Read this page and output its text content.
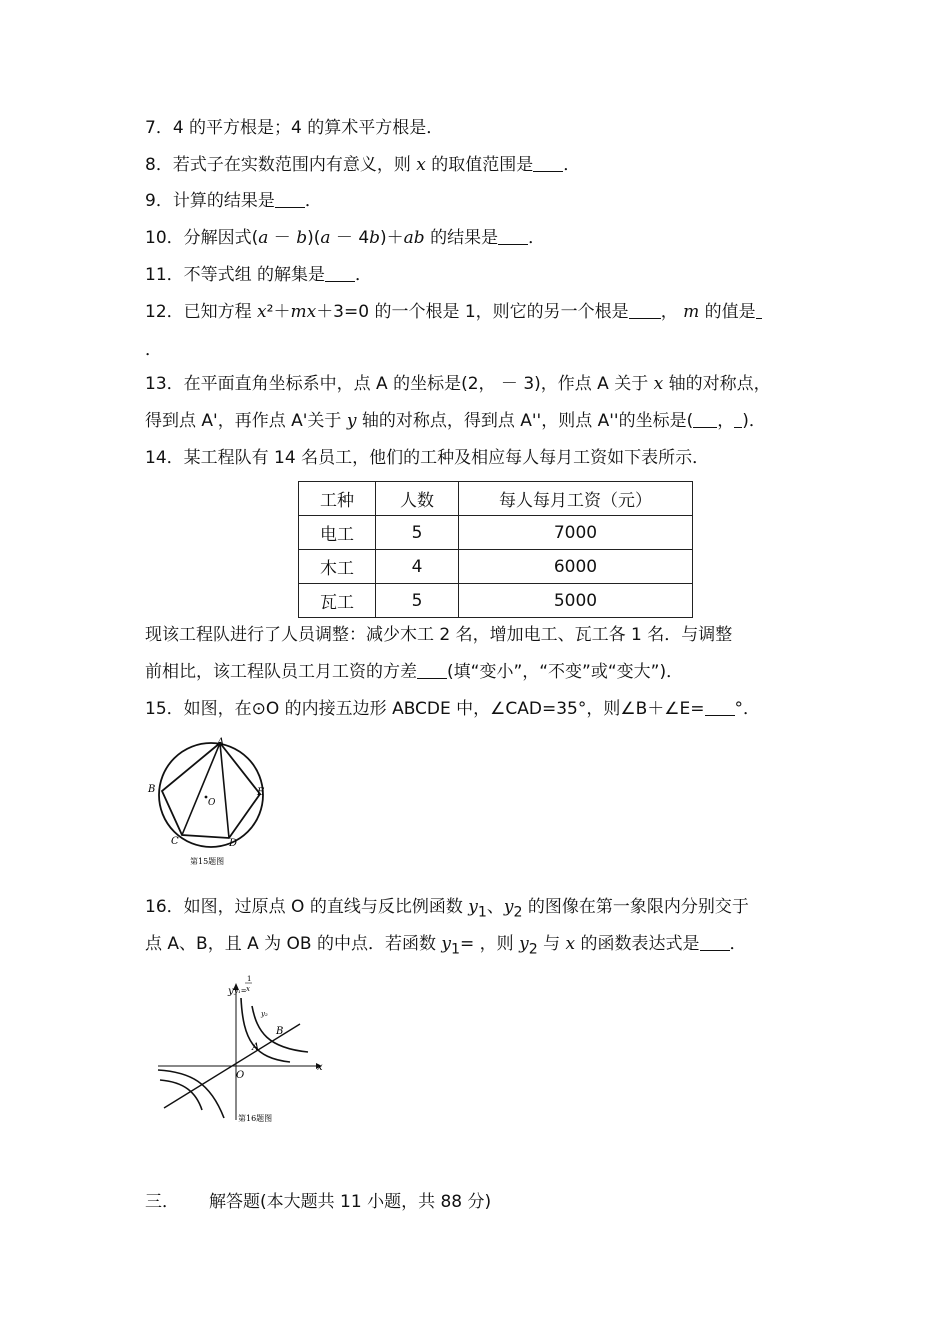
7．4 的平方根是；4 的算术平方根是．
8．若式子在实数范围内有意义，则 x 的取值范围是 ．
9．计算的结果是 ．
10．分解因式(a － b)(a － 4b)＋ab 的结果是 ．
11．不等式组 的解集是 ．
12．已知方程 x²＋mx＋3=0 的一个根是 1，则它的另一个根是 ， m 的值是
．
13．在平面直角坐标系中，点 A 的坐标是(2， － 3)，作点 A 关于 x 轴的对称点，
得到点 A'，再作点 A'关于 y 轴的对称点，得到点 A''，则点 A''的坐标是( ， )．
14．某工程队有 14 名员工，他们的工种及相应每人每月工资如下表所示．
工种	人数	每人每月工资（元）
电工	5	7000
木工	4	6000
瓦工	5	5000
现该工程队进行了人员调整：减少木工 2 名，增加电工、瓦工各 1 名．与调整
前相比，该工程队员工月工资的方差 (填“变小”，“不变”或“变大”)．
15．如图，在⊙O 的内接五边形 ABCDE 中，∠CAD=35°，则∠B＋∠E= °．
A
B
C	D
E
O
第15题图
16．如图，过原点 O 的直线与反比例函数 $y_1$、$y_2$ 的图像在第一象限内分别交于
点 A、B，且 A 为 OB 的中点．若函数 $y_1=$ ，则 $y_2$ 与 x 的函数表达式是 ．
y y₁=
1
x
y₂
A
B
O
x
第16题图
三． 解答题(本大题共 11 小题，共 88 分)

—————

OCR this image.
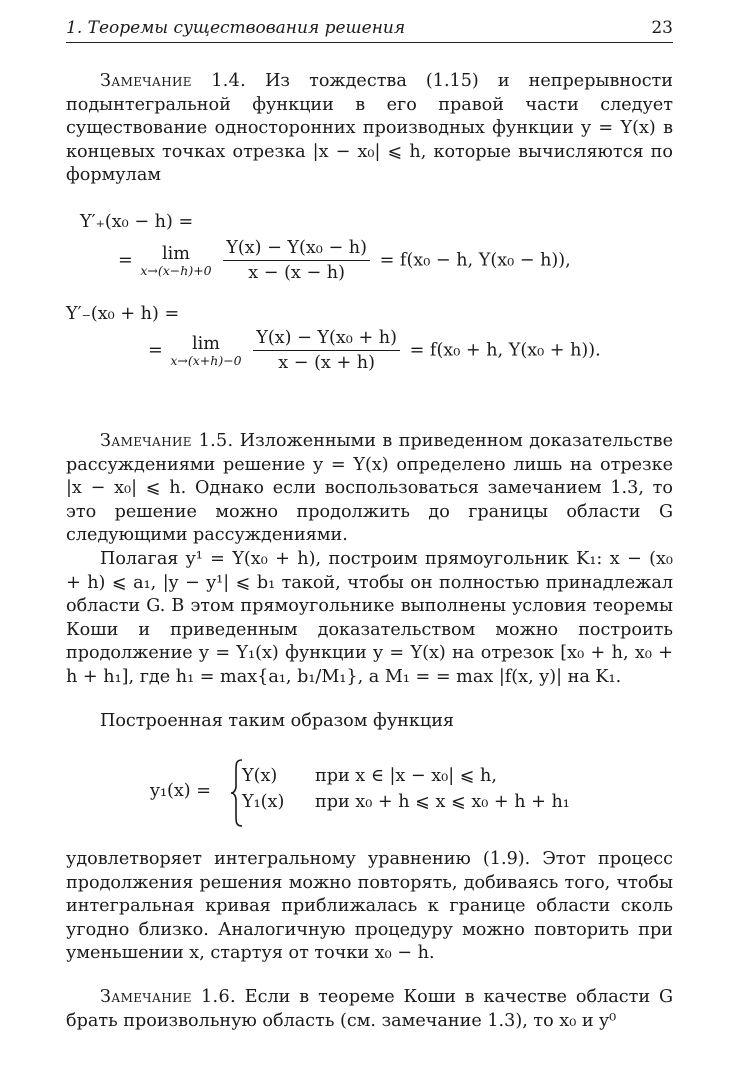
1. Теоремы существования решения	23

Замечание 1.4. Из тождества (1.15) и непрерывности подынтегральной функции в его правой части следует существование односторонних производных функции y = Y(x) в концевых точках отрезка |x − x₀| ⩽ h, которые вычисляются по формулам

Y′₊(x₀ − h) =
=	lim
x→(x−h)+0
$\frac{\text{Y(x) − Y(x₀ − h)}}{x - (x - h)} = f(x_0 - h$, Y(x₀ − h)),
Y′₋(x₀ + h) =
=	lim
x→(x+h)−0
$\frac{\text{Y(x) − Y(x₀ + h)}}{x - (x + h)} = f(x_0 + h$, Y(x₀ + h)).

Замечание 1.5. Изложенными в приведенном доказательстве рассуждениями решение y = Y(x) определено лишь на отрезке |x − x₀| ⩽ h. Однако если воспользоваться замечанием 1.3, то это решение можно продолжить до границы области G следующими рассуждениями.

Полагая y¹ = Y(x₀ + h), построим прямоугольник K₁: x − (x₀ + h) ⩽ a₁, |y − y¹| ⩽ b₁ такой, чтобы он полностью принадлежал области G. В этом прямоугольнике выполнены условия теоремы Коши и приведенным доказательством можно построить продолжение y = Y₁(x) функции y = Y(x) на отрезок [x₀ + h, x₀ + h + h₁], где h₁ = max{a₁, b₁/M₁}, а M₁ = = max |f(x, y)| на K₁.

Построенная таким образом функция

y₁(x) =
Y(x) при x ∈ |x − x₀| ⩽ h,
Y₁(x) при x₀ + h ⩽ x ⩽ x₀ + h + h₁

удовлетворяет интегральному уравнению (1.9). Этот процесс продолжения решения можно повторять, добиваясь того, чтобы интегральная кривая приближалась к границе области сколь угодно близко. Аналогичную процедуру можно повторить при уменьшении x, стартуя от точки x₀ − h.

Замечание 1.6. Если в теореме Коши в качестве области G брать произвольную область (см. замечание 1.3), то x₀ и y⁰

—————

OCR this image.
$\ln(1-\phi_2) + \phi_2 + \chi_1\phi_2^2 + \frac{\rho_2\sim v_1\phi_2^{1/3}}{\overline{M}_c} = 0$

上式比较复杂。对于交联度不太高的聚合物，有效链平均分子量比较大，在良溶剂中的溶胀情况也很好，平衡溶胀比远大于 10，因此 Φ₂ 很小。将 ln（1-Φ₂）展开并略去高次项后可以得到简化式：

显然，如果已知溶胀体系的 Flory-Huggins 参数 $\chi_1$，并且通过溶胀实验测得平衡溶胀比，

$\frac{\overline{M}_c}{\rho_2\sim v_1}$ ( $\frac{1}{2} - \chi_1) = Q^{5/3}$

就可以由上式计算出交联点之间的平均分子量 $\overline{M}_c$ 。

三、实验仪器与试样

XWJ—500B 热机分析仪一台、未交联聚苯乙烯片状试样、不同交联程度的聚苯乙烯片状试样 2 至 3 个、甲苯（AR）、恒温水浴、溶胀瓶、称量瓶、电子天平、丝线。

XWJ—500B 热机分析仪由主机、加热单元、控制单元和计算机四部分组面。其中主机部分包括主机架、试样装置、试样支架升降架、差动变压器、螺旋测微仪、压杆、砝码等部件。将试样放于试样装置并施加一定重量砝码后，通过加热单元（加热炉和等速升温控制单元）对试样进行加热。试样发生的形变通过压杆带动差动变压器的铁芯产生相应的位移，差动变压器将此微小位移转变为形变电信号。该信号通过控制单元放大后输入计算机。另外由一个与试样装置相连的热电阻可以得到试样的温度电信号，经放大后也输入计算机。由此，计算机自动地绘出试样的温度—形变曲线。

—————

> _TASK GOAL_: Filter the records above for lines containing the word "轴的对称点", and copy those lines.

> _CORRECT RESULT_:
13．在平面直角坐标系中，点 A 的坐标是(2， － 3)，作点 A 关于 x 轴的对称点，
得到点 A'，再作点 A'关于 y 轴的对称点，得到点 A''，则点 A''的坐标是( ， )．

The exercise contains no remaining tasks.